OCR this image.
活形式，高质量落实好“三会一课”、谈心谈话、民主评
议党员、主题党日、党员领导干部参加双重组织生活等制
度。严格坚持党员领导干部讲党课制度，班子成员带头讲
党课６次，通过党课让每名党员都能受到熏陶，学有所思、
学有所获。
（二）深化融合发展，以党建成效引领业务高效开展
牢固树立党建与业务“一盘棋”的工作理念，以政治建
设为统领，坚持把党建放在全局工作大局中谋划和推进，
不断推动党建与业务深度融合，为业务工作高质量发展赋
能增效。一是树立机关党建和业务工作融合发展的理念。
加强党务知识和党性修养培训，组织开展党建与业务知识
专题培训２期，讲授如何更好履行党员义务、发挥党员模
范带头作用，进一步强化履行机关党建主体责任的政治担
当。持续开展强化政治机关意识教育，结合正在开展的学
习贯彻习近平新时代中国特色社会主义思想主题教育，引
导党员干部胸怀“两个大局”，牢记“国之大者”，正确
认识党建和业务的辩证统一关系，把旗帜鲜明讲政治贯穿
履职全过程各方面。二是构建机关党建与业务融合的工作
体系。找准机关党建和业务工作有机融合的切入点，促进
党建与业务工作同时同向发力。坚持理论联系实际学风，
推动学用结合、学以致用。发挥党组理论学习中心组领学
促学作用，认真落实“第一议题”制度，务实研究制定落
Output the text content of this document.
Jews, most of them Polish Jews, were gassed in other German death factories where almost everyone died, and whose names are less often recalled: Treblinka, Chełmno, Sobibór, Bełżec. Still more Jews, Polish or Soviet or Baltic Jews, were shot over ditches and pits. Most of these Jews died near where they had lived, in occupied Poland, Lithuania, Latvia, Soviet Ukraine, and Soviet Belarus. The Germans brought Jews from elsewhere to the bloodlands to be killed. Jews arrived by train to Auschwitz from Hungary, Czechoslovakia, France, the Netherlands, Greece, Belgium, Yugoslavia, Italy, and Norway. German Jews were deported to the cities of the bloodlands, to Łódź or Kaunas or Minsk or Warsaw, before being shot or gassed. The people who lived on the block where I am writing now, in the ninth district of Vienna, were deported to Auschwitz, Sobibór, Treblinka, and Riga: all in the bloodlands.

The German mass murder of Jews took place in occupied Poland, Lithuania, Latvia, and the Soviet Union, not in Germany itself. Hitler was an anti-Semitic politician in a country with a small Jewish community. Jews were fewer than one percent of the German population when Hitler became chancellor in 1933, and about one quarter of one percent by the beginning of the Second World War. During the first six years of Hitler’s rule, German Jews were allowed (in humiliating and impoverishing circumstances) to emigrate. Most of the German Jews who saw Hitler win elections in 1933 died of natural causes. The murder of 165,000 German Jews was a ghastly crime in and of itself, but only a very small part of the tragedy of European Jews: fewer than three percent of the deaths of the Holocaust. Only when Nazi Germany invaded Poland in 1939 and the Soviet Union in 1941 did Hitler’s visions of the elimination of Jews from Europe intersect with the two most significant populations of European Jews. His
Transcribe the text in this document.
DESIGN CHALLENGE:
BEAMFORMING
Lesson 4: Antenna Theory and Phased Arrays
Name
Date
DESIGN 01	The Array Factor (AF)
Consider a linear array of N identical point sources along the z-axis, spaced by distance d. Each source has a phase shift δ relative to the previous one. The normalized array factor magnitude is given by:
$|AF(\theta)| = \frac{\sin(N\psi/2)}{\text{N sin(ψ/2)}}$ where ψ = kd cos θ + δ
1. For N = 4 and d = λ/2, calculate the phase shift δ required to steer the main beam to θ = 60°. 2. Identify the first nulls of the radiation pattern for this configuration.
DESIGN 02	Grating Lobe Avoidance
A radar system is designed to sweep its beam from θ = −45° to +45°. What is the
□ □ □
_Written exercise_: Extract the closing run of lines, starting with the one containing "Transcribe the text in this document." and ending at the last, exactly as written.

_Result for this exercise_:
Transcribe the text in this document.
DESIGN CHALLENGE:
BEAMFORMING
Lesson 4: Antenna Theory and Phased Arrays
Name
Date
DESIGN 01	The Array Factor (AF)
Consider a linear array of N identical point sources along the z-axis, spaced by distance d. Each source has a phase shift δ relative to the previous one. The normalized array factor magnitude is given by:
$|AF(\theta)| = \frac{\sin(N\psi/2)}{\text{N sin(ψ/2)}}$ where ψ = kd cos θ + δ
1. For N = 4 and d = λ/2, calculate the phase shift δ required to steer the main beam to θ = 60°. 2. Identify the first nulls of the radiation pattern for this configuration.
DESIGN 02	Grating Lobe Avoidance
A radar system is designed to sweep its beam from θ = −45° to +45°. What is the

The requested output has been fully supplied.